→ Objective: Set down the whole listing verbatim.

→ Material shown:
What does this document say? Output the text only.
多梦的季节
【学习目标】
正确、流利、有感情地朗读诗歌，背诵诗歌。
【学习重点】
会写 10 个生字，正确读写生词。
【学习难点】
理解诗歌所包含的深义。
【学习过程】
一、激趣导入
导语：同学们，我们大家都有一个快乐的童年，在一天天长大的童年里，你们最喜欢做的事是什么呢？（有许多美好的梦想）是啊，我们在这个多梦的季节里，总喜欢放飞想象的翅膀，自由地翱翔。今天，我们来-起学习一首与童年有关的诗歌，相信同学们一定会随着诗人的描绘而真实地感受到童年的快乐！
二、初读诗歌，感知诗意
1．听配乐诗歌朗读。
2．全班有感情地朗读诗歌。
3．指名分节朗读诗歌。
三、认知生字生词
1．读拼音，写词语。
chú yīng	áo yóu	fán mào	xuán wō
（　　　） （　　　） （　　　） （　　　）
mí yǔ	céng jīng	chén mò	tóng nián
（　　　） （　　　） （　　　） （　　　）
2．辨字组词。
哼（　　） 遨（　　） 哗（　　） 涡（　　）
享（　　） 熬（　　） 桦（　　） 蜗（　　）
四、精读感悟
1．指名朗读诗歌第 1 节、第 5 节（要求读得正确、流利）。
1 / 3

→ Task result:
What does this document say? Output the text only.
多梦的季节
【学习目标】
正确、流利、有感情地朗读诗歌，背诵诗歌。
【学习重点】
会写 10 个生字，正确读写生词。
【学习难点】
理解诗歌所包含的深义。
【学习过程】
一、激趣导入
导语：同学们，我们大家都有一个快乐的童年，在一天天长大的童年里，你们最喜欢做的事是什么呢？（有许多美好的梦想）是啊，我们在这个多梦的季节里，总喜欢放飞想象的翅膀，自由地翱翔。今天，我们来-起学习一首与童年有关的诗歌，相信同学们一定会随着诗人的描绘而真实地感受到童年的快乐！
二、初读诗歌，感知诗意
1．听配乐诗歌朗读。
2．全班有感情地朗读诗歌。
3．指名分节朗读诗歌。
三、认知生字生词
1．读拼音，写词语。
chú yīng	áo yóu	fán mào	xuán wō
（　　　） （　　　） （　　　） （　　　）
mí yǔ	céng jīng	chén mò	tóng nián
（　　　） （　　　） （　　　） （　　　）
2．辨字组词。
哼（　　） 遨（　　） 哗（　　） 涡（　　）
享（　　） 熬（　　） 桦（　　） 蜗（　　）
四、精读感悟
1．指名朗读诗歌第 1 节、第 5 节（要求读得正确、流利）。
1 / 3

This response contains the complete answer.